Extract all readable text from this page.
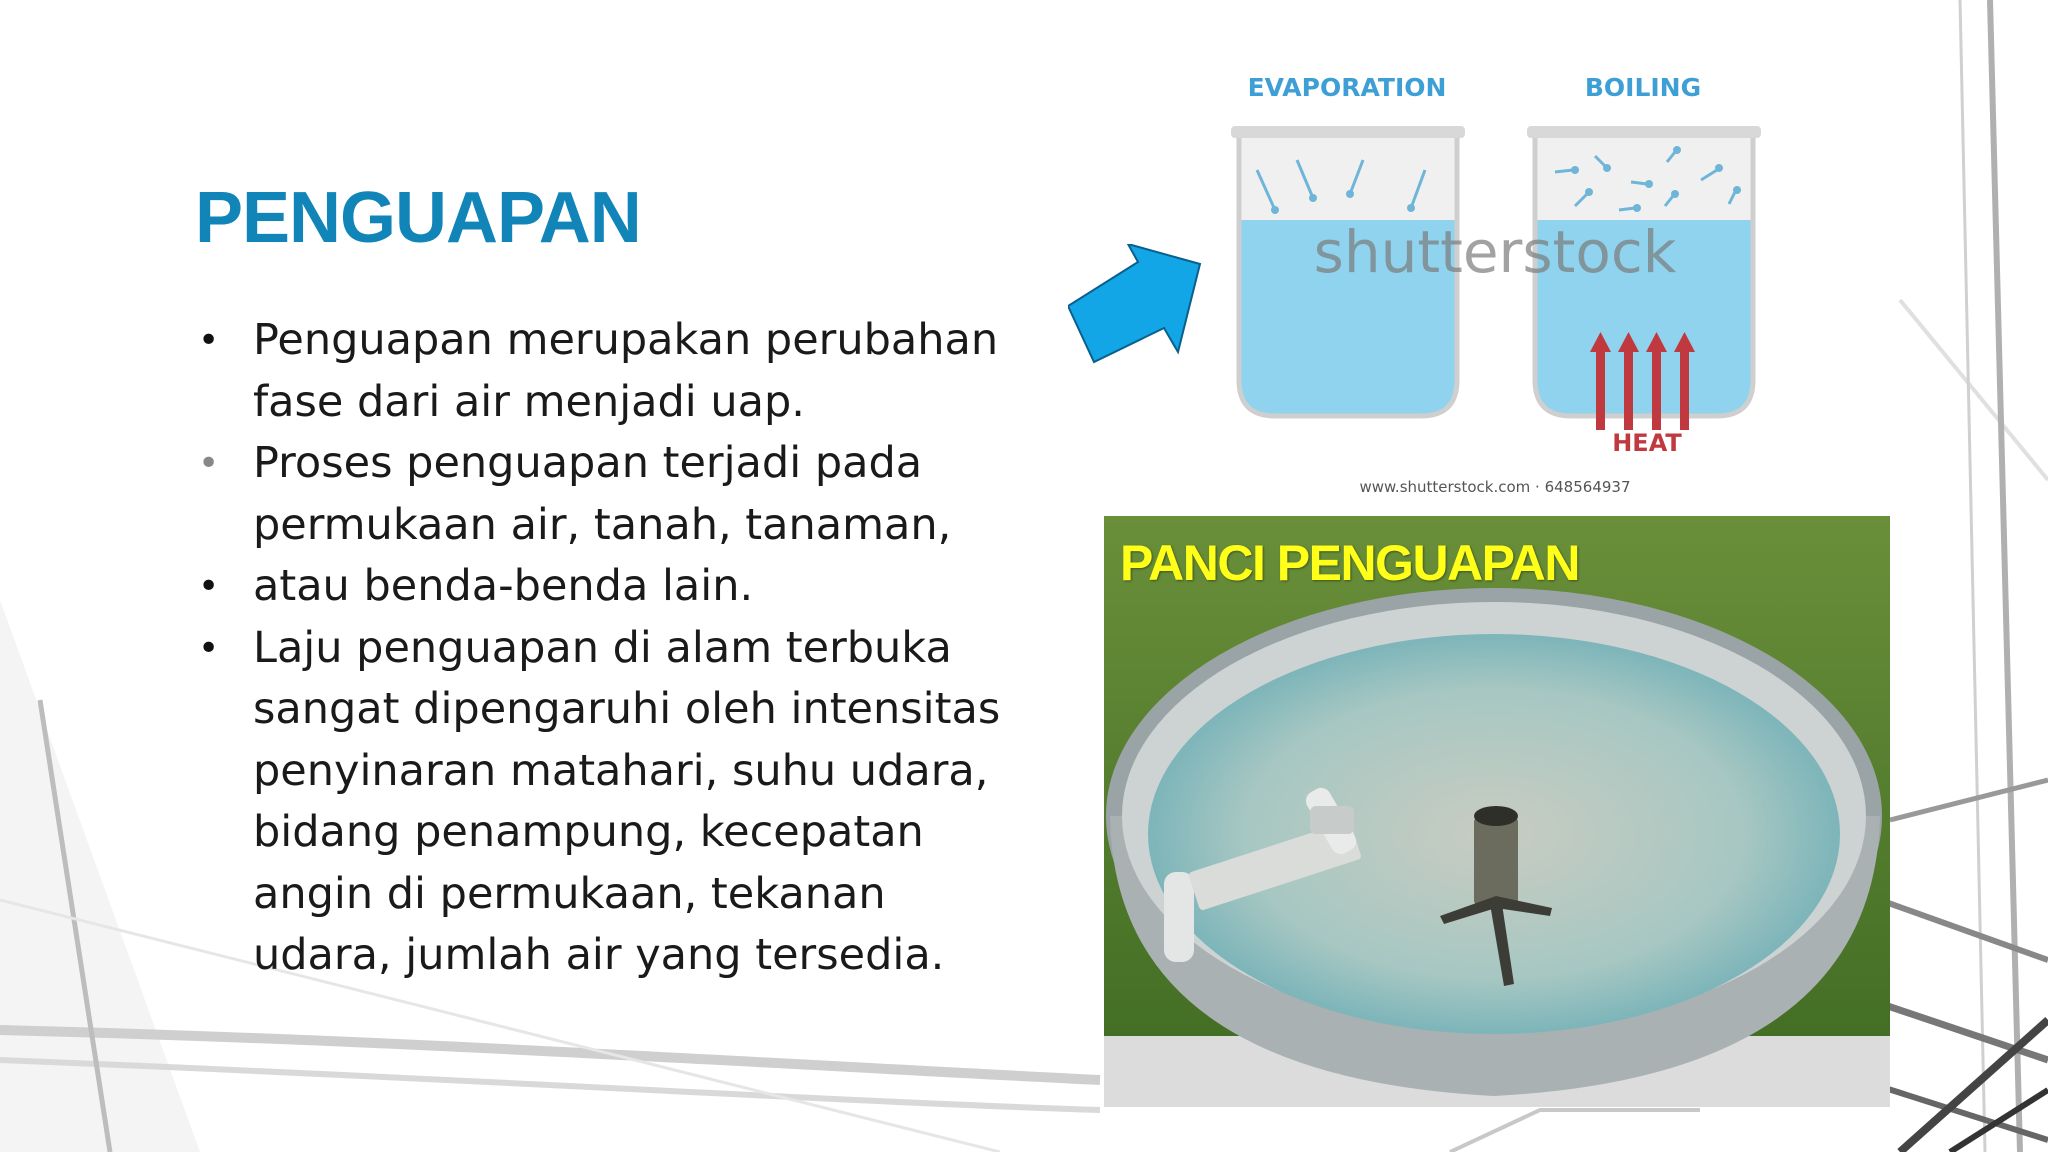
PENGUAPAN
• Penguapan merupakan perubahan fase dari air menjadi uap.
• Proses penguapan terjadi pada permukaan air, tanah, tanaman,
• atau benda-benda lain.
• Laju penguapan di alam terbuka sangat dipengaruhi oleh intensitas penyinaran matahari, suhu udara, bidang penampung, kecepatan angin di permukaan, tekanan udara, jumlah air yang tersedia.
EVAPORATION	BOILING
HEAT
shutterstock
www.shutterstock.com · 648564937
PANCI PENGUAPAN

::::::::::

▶ [AIM OF THE TASK]
Transcribe all the records above word for word, without their images.

▶ [EXERCISE SOLUTION]
Extract all readable text from this page.
PENGUAPAN
• Penguapan merupakan perubahan fase dari air menjadi uap.
• Proses penguapan terjadi pada permukaan air, tanah, tanaman,
• atau benda-benda lain.
• Laju penguapan di alam terbuka sangat dipengaruhi oleh intensitas penyinaran matahari, suhu udara, bidang penampung, kecepatan angin di permukaan, tekanan udara, jumlah air yang tersedia.
EVAPORATION	BOILING
HEAT
shutterstock
www.shutterstock.com · 648564937
PANCI PENGUAPAN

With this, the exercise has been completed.